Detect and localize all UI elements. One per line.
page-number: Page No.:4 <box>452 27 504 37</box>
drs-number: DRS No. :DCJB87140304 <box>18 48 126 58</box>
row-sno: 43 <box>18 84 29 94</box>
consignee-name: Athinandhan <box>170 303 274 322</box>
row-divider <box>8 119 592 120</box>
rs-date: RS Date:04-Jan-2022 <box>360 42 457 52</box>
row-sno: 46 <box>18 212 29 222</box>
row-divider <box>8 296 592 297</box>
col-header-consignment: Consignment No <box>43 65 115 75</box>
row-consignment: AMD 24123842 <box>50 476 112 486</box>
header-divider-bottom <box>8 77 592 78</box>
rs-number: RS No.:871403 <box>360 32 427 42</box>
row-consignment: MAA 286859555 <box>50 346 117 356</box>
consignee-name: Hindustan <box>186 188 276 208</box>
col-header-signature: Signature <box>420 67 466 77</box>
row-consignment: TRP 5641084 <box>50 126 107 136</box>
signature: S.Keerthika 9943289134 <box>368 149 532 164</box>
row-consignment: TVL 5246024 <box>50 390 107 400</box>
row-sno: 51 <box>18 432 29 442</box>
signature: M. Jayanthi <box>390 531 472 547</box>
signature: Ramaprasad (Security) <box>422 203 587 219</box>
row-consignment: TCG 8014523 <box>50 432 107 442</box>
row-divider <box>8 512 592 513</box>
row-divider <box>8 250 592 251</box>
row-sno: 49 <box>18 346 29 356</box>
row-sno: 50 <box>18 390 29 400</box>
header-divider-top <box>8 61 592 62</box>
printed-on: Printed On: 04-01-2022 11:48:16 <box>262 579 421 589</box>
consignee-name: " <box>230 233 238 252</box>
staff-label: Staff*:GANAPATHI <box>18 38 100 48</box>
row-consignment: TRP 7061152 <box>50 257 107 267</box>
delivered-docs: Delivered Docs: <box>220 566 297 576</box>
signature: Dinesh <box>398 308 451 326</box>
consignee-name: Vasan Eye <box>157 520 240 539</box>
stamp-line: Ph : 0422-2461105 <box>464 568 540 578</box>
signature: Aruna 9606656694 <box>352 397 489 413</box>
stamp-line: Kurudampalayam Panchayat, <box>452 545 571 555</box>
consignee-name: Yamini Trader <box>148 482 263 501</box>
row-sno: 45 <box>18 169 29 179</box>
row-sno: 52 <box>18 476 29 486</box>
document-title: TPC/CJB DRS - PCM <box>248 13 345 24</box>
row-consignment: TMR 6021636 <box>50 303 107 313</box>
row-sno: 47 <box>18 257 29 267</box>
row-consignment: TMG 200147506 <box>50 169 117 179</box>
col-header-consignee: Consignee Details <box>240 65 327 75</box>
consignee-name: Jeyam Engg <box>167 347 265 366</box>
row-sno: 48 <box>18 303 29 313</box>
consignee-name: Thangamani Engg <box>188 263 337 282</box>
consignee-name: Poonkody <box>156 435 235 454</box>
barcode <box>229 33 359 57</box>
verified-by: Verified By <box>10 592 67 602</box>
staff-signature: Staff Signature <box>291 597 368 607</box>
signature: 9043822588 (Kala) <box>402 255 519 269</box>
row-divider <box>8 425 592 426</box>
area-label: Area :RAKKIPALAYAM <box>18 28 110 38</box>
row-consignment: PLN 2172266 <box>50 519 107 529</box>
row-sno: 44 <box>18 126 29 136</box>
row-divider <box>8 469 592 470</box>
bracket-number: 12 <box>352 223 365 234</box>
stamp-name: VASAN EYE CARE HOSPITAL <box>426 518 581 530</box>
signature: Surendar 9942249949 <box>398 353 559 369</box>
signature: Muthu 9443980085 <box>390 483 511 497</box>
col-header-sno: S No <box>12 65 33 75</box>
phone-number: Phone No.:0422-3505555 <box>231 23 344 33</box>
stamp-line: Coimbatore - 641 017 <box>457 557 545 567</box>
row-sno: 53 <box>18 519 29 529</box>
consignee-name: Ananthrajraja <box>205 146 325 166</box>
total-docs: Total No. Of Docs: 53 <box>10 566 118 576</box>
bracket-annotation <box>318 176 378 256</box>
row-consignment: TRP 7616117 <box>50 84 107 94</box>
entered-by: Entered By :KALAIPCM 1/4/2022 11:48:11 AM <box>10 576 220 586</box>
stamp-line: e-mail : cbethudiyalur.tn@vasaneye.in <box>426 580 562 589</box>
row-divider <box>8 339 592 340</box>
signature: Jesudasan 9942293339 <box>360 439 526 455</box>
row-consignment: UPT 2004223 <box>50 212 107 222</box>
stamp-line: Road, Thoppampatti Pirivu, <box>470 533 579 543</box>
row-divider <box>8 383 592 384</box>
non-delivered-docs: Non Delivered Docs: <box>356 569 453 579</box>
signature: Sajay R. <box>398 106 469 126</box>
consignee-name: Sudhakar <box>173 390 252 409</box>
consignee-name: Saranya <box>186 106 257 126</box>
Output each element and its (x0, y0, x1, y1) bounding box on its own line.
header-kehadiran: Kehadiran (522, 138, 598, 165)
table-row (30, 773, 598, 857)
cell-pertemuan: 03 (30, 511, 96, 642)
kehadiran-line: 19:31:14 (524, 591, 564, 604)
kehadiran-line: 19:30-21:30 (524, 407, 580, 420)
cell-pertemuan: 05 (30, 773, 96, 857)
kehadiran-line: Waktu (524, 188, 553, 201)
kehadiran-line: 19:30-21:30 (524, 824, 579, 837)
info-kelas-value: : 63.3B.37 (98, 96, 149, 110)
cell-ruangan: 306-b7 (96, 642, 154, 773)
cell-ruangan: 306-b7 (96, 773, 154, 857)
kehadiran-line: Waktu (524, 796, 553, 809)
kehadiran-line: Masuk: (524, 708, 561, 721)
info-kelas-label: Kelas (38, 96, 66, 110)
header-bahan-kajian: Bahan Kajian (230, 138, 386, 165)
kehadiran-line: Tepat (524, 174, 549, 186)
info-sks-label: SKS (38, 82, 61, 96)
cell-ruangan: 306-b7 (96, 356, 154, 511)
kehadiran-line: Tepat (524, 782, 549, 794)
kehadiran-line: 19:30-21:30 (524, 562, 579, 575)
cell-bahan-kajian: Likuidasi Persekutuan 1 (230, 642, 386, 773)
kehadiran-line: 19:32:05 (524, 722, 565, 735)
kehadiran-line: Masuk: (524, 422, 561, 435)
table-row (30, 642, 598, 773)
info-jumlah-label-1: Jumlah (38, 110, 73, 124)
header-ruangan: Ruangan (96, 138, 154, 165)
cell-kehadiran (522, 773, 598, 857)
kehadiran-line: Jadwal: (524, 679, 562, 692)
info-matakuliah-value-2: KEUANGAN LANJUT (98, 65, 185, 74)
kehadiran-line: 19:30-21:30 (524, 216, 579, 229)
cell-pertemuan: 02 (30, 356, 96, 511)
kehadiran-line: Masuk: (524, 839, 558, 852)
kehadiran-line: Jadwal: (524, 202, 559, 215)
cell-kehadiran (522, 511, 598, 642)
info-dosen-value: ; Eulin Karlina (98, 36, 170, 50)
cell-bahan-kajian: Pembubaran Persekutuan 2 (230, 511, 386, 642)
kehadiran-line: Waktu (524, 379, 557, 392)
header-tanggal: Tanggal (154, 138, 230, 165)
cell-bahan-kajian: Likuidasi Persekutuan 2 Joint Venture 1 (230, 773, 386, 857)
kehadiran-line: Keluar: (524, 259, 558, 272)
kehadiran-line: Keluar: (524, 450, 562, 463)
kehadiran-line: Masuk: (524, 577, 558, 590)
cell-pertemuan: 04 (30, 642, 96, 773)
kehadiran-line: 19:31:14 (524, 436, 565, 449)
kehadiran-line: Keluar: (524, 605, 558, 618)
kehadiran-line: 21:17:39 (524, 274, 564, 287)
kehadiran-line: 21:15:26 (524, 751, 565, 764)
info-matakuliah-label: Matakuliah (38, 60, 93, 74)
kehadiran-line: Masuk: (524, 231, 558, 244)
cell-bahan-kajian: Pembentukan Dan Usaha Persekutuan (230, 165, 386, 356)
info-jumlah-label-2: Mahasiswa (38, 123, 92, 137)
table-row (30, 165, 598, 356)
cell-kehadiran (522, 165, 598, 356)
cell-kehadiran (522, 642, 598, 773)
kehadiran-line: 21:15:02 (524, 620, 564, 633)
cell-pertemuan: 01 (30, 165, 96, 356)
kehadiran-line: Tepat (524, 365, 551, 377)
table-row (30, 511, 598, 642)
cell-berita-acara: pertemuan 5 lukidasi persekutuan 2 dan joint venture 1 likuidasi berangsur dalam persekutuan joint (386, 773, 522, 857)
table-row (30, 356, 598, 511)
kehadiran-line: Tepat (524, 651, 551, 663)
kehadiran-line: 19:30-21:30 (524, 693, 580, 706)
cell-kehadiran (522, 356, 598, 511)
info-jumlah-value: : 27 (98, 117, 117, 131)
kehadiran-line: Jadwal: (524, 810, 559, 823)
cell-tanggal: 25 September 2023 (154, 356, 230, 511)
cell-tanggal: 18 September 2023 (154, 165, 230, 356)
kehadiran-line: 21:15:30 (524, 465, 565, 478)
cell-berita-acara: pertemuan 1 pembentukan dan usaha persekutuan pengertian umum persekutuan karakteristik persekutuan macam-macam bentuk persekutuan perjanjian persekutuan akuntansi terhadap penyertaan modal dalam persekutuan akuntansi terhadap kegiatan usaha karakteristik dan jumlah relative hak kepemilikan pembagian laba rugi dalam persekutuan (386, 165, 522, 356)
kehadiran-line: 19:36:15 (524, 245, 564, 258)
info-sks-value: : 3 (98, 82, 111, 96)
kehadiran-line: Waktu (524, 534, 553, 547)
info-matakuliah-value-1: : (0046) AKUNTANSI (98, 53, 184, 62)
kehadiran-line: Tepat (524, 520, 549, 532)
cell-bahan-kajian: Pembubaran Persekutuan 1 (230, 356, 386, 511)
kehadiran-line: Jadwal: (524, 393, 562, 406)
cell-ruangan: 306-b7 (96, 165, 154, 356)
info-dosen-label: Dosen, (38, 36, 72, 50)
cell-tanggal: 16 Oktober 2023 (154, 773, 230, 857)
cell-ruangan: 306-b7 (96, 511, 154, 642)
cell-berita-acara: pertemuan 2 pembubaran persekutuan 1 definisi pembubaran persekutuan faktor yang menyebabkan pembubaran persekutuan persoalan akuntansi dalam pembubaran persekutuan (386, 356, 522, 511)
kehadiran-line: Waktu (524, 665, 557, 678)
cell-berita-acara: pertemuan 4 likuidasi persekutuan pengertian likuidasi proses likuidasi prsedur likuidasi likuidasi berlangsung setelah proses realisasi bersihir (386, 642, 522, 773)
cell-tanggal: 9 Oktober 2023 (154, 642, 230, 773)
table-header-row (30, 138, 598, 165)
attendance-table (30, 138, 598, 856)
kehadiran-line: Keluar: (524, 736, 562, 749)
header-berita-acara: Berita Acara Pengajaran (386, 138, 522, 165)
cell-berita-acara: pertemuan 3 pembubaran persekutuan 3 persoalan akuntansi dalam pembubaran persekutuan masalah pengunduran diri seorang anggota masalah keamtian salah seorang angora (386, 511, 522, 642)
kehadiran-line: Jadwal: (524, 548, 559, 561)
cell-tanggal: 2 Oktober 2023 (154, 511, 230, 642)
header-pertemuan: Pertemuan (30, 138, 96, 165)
——————————
» **Set exercise**
Copy out the listing word for word, starting at its first line and ending at the line that contains "col-header-consignee: Consignee Details", with that line included.

» **Complete output**
Detect and localize all UI elements. One per line.
page-number: Page No.:4 <box>452 27 504 37</box>
drs-number: DRS No. :DCJB87140304 <box>18 48 126 58</box>
row-sno: 43 <box>18 84 29 94</box>
consignee-name: Athinandhan <box>170 303 274 322</box>
row-divider <box>8 119 592 120</box>
rs-date: RS Date:04-Jan-2022 <box>360 42 457 52</box>
row-sno: 46 <box>18 212 29 222</box>
row-divider <box>8 296 592 297</box>
col-header-consignment: Consignment No <box>43 65 115 75</box>
row-consignment: AMD 24123842 <box>50 476 112 486</box>
header-divider-bottom <box>8 77 592 78</box>
rs-number: RS No.:871403 <box>360 32 427 42</box>
row-consignment: MAA 286859555 <box>50 346 117 356</box>
consignee-name: Hindustan <box>186 188 276 208</box>
col-header-signature: Signature <box>420 67 466 77</box>
row-consignment: TRP 5641084 <box>50 126 107 136</box>
signature: S.Keerthika 9943289134 <box>368 149 532 164</box>
row-consignment: TVL 5246024 <box>50 390 107 400</box>
row-sno: 51 <box>18 432 29 442</box>
signature: M. Jayanthi <box>390 531 472 547</box>
signature: Ramaprasad (Security) <box>422 203 587 219</box>
row-consignment: TCG 8014523 <box>50 432 107 442</box>
row-divider <box>8 512 592 513</box>
row-divider <box>8 250 592 251</box>
row-sno: 49 <box>18 346 29 356</box>
row-sno: 50 <box>18 390 29 400</box>
header-divider-top <box>8 61 592 62</box>
printed-on: Printed On: 04-01-2022 11:48:16 <box>262 579 421 589</box>
consignee-name: " <box>230 233 238 252</box>
staff-label: Staff*:GANAPATHI <box>18 38 100 48</box>
row-consignment: TRP 7061152 <box>50 257 107 267</box>
delivered-docs: Delivered Docs: <box>220 566 297 576</box>
signature: Dinesh <box>398 308 451 326</box>
consignee-name: Vasan Eye <box>157 520 240 539</box>
stamp-line: Ph : 0422-2461105 <box>464 568 540 578</box>
signature: Aruna 9606656694 <box>352 397 489 413</box>
stamp-line: Kurudampalayam Panchayat, <box>452 545 571 555</box>
consignee-name: Yamini Trader <box>148 482 263 501</box>
row-sno: 45 <box>18 169 29 179</box>
row-sno: 52 <box>18 476 29 486</box>
document-title: TPC/CJB DRS - PCM <box>248 13 345 24</box>
row-consignment: TMR 6021636 <box>50 303 107 313</box>
row-sno: 47 <box>18 257 29 267</box>
row-consignment: TMG 200147506 <box>50 169 117 179</box>
col-header-consignee: Consignee Details <box>240 65 327 75</box>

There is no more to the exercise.